WHAT TO PRODUCE:
Count the lines in the records below that contain the word "will", and reply with only that number.

RECORDS:
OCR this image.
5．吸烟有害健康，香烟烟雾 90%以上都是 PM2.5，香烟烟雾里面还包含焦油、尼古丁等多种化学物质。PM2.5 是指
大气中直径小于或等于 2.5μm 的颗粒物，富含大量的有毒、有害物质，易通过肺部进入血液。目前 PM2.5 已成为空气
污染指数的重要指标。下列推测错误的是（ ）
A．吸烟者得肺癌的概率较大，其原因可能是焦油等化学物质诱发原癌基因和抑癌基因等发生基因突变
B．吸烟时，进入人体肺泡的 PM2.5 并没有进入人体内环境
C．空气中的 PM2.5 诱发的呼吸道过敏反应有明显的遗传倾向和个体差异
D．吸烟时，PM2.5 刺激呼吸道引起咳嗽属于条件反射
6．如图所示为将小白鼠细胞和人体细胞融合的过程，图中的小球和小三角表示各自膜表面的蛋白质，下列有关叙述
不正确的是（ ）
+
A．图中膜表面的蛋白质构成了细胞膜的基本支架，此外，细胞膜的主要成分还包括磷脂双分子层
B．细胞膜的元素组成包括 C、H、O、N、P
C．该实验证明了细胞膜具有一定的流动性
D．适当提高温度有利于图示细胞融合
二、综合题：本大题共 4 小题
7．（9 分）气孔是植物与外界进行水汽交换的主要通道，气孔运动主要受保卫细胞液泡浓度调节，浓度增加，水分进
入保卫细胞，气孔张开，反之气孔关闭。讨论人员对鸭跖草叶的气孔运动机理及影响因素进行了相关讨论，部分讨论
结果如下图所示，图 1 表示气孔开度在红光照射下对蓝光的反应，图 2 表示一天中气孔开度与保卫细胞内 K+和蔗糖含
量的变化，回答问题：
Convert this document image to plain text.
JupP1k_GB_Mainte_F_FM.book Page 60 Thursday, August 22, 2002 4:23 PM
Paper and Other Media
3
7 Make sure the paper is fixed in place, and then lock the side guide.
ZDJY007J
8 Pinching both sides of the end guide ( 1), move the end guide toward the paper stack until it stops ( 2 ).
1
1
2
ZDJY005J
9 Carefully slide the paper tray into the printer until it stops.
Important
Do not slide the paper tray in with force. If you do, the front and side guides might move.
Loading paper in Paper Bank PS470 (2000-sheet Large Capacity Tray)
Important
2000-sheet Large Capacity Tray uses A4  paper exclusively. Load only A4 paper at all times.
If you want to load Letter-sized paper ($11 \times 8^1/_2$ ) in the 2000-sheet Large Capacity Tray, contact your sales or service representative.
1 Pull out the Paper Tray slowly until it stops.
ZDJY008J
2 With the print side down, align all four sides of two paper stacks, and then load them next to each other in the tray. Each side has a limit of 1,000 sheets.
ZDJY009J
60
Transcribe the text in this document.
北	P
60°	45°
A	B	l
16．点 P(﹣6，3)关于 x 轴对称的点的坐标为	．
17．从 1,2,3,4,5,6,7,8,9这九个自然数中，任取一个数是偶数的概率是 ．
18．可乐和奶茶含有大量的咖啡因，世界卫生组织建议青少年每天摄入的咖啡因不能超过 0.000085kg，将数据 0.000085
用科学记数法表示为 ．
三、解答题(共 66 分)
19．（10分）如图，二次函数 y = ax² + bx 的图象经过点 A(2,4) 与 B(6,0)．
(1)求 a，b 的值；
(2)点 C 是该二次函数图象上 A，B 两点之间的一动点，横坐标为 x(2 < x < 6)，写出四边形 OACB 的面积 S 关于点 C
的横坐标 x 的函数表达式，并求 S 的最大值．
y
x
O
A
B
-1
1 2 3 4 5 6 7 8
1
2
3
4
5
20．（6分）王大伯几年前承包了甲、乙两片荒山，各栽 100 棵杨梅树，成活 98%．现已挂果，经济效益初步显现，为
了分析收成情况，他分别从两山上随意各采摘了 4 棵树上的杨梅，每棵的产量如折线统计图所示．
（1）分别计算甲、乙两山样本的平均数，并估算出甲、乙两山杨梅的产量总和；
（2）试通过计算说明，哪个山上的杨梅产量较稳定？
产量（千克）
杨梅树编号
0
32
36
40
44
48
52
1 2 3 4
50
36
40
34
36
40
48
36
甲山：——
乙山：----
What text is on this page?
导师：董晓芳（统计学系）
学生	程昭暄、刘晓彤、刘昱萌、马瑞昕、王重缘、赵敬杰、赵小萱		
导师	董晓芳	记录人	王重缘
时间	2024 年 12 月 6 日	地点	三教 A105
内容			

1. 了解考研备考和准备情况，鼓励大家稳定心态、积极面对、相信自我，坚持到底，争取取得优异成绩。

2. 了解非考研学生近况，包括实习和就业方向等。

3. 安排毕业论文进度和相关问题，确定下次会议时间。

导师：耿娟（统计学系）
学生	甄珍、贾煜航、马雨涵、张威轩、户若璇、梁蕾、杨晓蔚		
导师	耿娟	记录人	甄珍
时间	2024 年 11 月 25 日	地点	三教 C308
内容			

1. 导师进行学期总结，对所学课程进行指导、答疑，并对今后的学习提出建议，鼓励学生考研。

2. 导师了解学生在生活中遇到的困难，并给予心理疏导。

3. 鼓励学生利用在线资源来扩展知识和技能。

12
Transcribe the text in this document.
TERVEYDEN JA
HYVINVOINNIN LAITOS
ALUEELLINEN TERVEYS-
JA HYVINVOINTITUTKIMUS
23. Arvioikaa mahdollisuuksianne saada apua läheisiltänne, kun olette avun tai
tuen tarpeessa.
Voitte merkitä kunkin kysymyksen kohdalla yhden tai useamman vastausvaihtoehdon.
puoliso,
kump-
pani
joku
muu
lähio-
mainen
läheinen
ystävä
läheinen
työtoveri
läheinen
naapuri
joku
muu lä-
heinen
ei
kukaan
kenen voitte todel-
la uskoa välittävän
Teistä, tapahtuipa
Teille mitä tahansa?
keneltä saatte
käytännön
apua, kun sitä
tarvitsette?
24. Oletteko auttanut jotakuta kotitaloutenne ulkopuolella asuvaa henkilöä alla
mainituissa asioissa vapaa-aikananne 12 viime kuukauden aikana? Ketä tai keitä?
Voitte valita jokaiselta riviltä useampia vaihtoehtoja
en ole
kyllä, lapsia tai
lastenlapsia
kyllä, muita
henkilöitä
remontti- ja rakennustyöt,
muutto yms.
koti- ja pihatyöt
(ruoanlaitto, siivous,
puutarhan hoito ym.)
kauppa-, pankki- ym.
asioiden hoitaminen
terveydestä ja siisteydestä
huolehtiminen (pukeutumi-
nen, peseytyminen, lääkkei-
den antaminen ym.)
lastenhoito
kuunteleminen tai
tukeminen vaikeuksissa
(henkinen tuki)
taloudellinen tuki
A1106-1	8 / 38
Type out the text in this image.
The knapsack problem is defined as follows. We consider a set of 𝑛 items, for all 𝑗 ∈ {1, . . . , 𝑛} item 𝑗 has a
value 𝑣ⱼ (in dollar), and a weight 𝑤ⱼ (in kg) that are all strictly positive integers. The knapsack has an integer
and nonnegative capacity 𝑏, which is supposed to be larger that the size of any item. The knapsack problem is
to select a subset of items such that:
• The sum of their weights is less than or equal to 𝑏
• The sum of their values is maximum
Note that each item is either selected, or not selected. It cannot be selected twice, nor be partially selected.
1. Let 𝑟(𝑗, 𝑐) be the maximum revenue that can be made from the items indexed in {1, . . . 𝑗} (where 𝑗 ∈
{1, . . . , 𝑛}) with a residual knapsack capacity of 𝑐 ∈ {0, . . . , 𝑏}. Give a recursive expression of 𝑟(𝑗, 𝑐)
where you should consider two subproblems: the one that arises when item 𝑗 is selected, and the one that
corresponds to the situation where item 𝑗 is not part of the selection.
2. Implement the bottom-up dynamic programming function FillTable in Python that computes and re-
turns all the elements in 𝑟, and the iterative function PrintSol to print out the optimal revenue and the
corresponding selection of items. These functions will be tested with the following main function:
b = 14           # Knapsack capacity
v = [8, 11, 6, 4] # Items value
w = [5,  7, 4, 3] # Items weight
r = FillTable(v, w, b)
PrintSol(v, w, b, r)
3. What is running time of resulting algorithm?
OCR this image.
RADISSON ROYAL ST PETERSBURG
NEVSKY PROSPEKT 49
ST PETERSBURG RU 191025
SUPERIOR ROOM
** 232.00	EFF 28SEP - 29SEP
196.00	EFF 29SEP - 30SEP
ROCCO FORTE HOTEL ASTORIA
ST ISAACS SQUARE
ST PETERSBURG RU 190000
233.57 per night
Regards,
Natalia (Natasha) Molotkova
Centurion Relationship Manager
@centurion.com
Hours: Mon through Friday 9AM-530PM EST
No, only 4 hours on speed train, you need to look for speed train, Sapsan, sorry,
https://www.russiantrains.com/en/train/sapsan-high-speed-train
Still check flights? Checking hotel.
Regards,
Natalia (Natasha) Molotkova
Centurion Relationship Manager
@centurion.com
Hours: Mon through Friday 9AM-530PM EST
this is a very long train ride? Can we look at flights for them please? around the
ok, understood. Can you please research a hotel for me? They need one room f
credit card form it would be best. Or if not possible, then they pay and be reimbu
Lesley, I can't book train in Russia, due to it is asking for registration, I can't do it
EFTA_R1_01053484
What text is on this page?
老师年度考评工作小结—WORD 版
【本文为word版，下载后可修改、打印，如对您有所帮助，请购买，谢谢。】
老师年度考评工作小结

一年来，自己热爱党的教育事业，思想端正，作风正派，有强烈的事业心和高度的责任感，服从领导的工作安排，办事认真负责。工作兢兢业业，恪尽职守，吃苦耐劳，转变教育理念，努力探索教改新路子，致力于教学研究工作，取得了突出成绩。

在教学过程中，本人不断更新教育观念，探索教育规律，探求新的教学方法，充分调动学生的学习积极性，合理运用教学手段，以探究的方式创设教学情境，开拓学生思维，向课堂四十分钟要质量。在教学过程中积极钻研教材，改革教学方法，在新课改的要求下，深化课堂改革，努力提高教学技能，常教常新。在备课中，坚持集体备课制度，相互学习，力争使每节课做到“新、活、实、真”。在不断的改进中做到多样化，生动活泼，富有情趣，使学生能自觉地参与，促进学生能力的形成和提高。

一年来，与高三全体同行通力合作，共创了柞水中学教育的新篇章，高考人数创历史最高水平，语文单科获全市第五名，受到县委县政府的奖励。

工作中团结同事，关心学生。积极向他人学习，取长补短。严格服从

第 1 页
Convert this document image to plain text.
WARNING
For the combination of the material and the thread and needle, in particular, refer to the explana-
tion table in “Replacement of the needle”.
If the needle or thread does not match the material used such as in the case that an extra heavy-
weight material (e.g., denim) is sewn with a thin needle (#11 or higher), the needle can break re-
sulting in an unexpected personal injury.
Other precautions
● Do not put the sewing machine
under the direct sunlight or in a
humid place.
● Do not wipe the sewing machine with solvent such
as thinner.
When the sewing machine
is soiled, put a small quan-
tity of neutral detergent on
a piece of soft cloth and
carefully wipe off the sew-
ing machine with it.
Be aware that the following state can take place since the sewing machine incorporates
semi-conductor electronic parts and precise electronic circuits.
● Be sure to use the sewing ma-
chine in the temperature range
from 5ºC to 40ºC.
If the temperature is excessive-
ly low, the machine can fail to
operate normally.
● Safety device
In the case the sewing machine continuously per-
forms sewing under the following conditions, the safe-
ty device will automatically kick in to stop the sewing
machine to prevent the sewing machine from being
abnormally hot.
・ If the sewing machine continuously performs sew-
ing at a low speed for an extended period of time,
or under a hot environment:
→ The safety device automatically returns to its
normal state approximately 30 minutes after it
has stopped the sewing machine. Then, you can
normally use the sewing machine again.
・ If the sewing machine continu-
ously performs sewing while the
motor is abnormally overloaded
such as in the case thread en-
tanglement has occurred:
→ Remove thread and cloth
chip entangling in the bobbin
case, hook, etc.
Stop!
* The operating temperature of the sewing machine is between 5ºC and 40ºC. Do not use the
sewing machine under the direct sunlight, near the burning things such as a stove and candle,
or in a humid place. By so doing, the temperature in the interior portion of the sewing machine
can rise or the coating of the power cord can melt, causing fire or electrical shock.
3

IN RESPONSE:
2